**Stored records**
-- START --
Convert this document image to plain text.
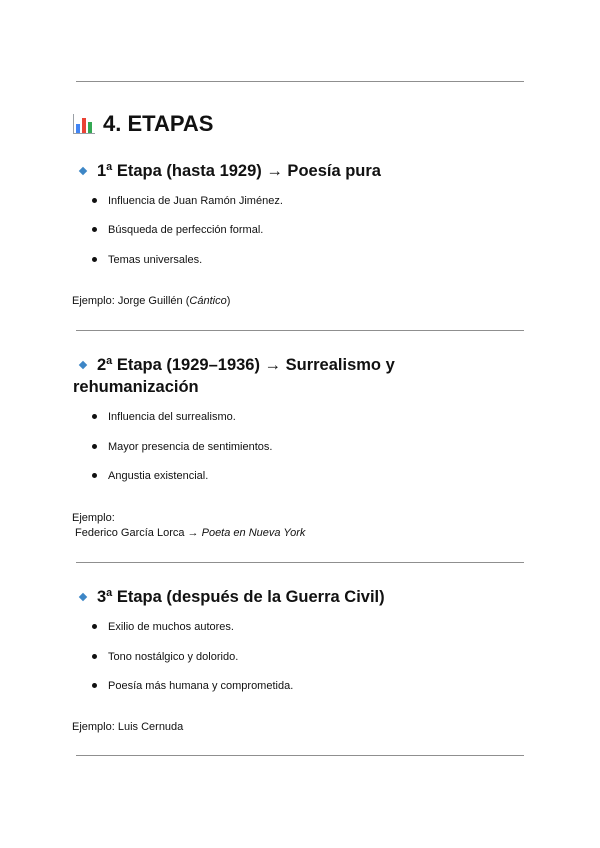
4. ETAPAS
1ª Etapa (hasta 1929) → Poesía pura
Influencia de Juan Ramón Jiménez.
Búsqueda de perfección formal.
Temas universales.

Ejemplo: Jorge Guillén (Cántico)

2ª Etapa (1929–1936) → Surrealismo y
rehumanización
Influencia del surrealismo.
Mayor presencia de sentimientos.
Angustia existencial.

Ejemplo:

Federico García Lorca → Poeta en Nueva York

3ª Etapa (después de la Guerra Civil)
Exilio de muchos autores.
Tono nostálgico y dolorido.
Poesía más humana y comprometida.

Ejemplo: Luis Cernuda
-- END --
**EXERCISE GOAL**
Omit the pictures, then quote the rest of the material above exactly.

**COMPLETE OUTPUT**
Convert this document image to plain text.
4. ETAPAS
1ª Etapa (hasta 1929) → Poesía pura
Influencia de Juan Ramón Jiménez.
Búsqueda de perfección formal.
Temas universales.

Ejemplo: Jorge Guillén (Cántico)

2ª Etapa (1929–1936) → Surrealismo y
rehumanización
Influencia del surrealismo.
Mayor presencia de sentimientos.
Angustia existencial.

Ejemplo:

Federico García Lorca → Poeta en Nueva York

3ª Etapa (después de la Guerra Civil)
Exilio de muchos autores.
Tono nostálgico y dolorido.
Poesía más humana y comprometida.

Ejemplo: Luis Cernuda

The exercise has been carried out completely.